*Required work*. Match the word "JSON". Return each line of the data below where it appears.

*Raw data*.
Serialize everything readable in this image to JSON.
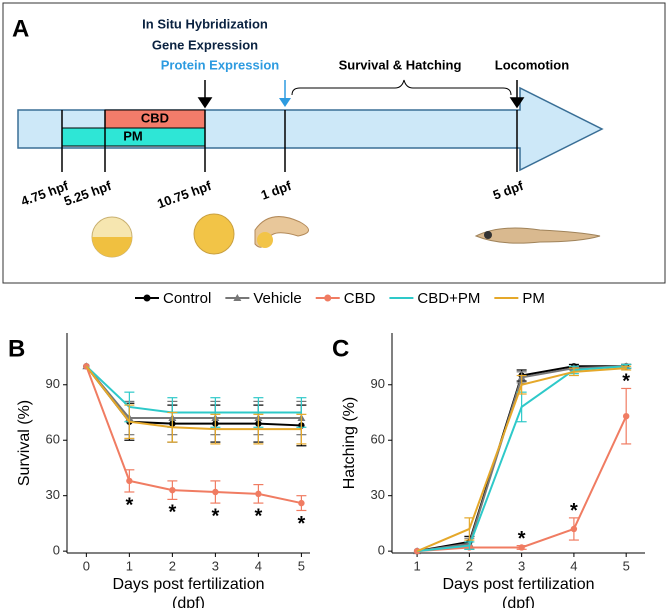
{
  "panel_a": {
    "label": "A",
    "ish": "In Situ Hybridization",
    "gene": "Gene Expression",
    "protein": "Protein Expression",
    "survival": "Survival & Hatching",
    "locomotion": "Locomotion",
    "cbd": "CBD",
    "pm": "PM",
    "times": [
      "4.75 hpf",
      "5.25 hpf",
      "10.75 hpf",
      "1 dpf",
      "5 dpf"
    ]
  },
  "chart_data": [
    {
      "type": "line",
      "panel": "B",
      "ylabel": "Survival (%)",
      "xlabel": [
        "Days post fertilization",
        "(dpf)"
      ],
      "x": [
        0,
        1,
        2,
        3,
        4,
        5
      ],
      "xticks": [
        0,
        1,
        2,
        3,
        4,
        5
      ],
      "xlim": [
        -0.45,
        5.2
      ],
      "ylim": [
        -1,
        118
      ],
      "yticks": [
        0,
        30,
        60,
        90
      ],
      "series": [
        {
          "name": "Control",
          "color": "#000000",
          "marker": "circle",
          "values": [
            100,
            70,
            69,
            69,
            69,
            68
          ],
          "errors": [
            0,
            10,
            10,
            10,
            10,
            11
          ]
        },
        {
          "name": "Vehicle",
          "color": "#777777",
          "marker": "triangle",
          "values": [
            100,
            72,
            72,
            72,
            72,
            72
          ],
          "errors": [
            0,
            9,
            9,
            9,
            9,
            9
          ]
        },
        {
          "name": "CBD",
          "color": "#f07c62",
          "marker": "circle",
          "values": [
            100,
            38,
            33,
            32,
            31,
            26
          ],
          "errors": [
            0,
            6,
            5,
            6,
            5,
            4
          ]
        },
        {
          "name": "CBD+PM",
          "color": "#2ec9c9",
          "marker": "none",
          "values": [
            100,
            78,
            75,
            75,
            75,
            75
          ],
          "errors": [
            0,
            8,
            8,
            8,
            8,
            8
          ]
        },
        {
          "name": "PM",
          "color": "#e5a82a",
          "marker": "none",
          "values": [
            100,
            70,
            67,
            66,
            66,
            66
          ],
          "errors": [
            0,
            9,
            8,
            8,
            8,
            8
          ]
        }
      ],
      "significance": {
        "label": "*",
        "series": 2,
        "side": "below",
        "x": [
          1,
          2,
          3,
          4,
          5
        ]
      }
    },
    {
      "type": "line",
      "panel": "C",
      "ylabel": "Hatching (%)",
      "xlabel": [
        "Days post fertilization",
        "(dpf)"
      ],
      "x": [
        1,
        2,
        3,
        4,
        5
      ],
      "xticks": [
        1,
        2,
        3,
        4,
        5
      ],
      "xlim": [
        0.52,
        5.36
      ],
      "ylim": [
        -1,
        118
      ],
      "yticks": [
        0,
        30,
        60,
        90
      ],
      "series": [
        {
          "name": "Control",
          "color": "#000000",
          "marker": "circle",
          "values": [
            0,
            5,
            95,
            100,
            100
          ],
          "errors": [
            0,
            3,
            3,
            1,
            1
          ]
        },
        {
          "name": "Vehicle",
          "color": "#777777",
          "marker": "triangle",
          "values": [
            0,
            4,
            94,
            99,
            100
          ],
          "errors": [
            0,
            3,
            3,
            1,
            1
          ]
        },
        {
          "name": "CBD",
          "color": "#f07c62",
          "marker": "circle",
          "values": [
            0,
            2,
            2,
            12,
            73
          ],
          "errors": [
            0,
            0,
            1,
            6,
            15
          ]
        },
        {
          "name": "CBD+PM",
          "color": "#2ec9c9",
          "marker": "none",
          "values": [
            0,
            3,
            78,
            98,
            100
          ],
          "errors": [
            0,
            2,
            8,
            2,
            1
          ]
        },
        {
          "name": "PM",
          "color": "#e5a82a",
          "marker": "none",
          "values": [
            0,
            12,
            90,
            97,
            99
          ],
          "errors": [
            0,
            6,
            5,
            2,
            1
          ]
        }
      ],
      "significance": {
        "label": "*",
        "series": 2,
        "side": "above",
        "x": [
          3,
          4,
          5
        ]
      }
    }
  ]
}
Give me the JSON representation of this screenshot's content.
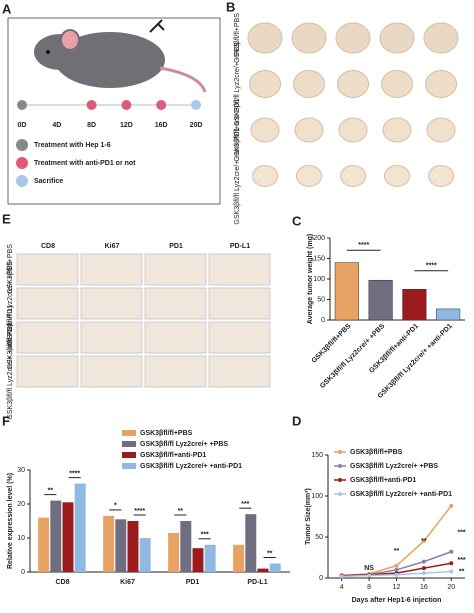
{
  "panel_labels": [
    "A",
    "B",
    "E",
    "C",
    "F",
    "D"
  ],
  "timeline": {
    "days": [
      "0D",
      "4D",
      "8D",
      "12D",
      "16D",
      "20D"
    ],
    "legend": [
      "Treatment with Hep 1-6",
      "Treatment with anti-PD1 or not",
      "Sacrifice"
    ]
  },
  "tumor_rows": [
    "GSK3βfl/fl+PBS",
    "GSK3βfl/fl Lyz2cre/+ +PBS",
    "GSK3βfl/fl+anti-PD1",
    "GSK3βfl/fl Lyz2cre/+ +anti-PD1"
  ],
  "ihc": {
    "columns": [
      "CD8",
      "Ki67",
      "PD1",
      "PD-L1"
    ],
    "rows": [
      "GSK3βfl/fl+PBS",
      "GSK3βfl/fl Lyz2cre/+ +PBS",
      "GSK3βfl/fl +anti-PD1",
      "GSK3βfl/fl Lyz2cre/+ +anti-PD1"
    ]
  },
  "chart_data": [
    {
      "type": "bar",
      "y_label": "Average tumor weight (mg)",
      "categories": [
        "GSK3βfl/fl+PBS",
        "GSK3βfl/fl Lyz2cre/+ +PBS",
        "GSK3βfl/fl+anti-PD1",
        "GSK3βfl/fl Lyz2cre/+ +anti-PD1"
      ],
      "values": [
        140,
        97,
        75,
        27
      ],
      "colors": [
        "#e8a263",
        "#6e6e80",
        "#9b1c1c",
        "#8fb8e2"
      ],
      "ylim": [
        0,
        200
      ],
      "yticks": [
        0,
        50,
        100,
        150,
        200
      ],
      "annotations": [
        "****",
        "****"
      ]
    },
    {
      "type": "grouped_bar",
      "y_label": "Relative expression level (%)",
      "categories": [
        "CD8",
        "Ki67",
        "PD1",
        "PD-L1"
      ],
      "ylim": [
        0,
        30
      ],
      "yticks": [
        0,
        10,
        20,
        30
      ],
      "series": [
        {
          "name": "GSK3βfl/fl+PBS",
          "color": "#e8a263",
          "values": [
            16,
            16.5,
            11.5,
            8
          ]
        },
        {
          "name": "GSK3βfl/fl Lyz2cre/+ +PBS",
          "color": "#6e6e80",
          "values": [
            21,
            15.5,
            15,
            17
          ]
        },
        {
          "name": "GSK3βfl/fl+anti-PD1",
          "color": "#9b1c1c",
          "values": [
            20.5,
            15,
            7,
            1
          ]
        },
        {
          "name": "GSK3βfl/fl Lyz2cre/+ +anti-PD1",
          "color": "#8fb8e2",
          "values": [
            26,
            10,
            8,
            2.5
          ]
        }
      ],
      "annotations": [
        "**",
        "****",
        "*",
        "****",
        "**",
        "***",
        "***",
        "**"
      ]
    },
    {
      "type": "line",
      "x_label": "Days after Hep1-6 injection",
      "y_label": "Tumor Size(mm³)",
      "x": [
        4,
        8,
        12,
        16,
        20
      ],
      "xlim": [
        2,
        22
      ],
      "xticks": [
        4,
        8,
        12,
        16,
        20
      ],
      "ylim": [
        0,
        150
      ],
      "yticks": [
        0,
        50,
        100,
        150
      ],
      "series": [
        {
          "name": "GSK3βfl/fl+PBS",
          "color": "#e8a263",
          "values": [
            3,
            5,
            15,
            45,
            88
          ]
        },
        {
          "name": "GSK3βfl/fl Lyz2cre/+ +PBS",
          "color": "#8a7fb0",
          "values": [
            3,
            4,
            10,
            20,
            32
          ]
        },
        {
          "name": "GSK3βfl/fl+anti-PD1",
          "color": "#9b1c1c",
          "values": [
            3,
            4,
            6,
            12,
            18
          ]
        },
        {
          "name": "GSK3βfl/fl Lyz2cre/+ +anti-PD1",
          "color": "#a9c8ea",
          "values": [
            2,
            3,
            4,
            6,
            8
          ]
        }
      ],
      "annotations": [
        "NS",
        "**",
        "**",
        "***",
        "***",
        "**"
      ]
    }
  ]
}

*Your solution*.
Serialize everything readable in this image to JSON.
Give me the JSON representation of this screenshot's content.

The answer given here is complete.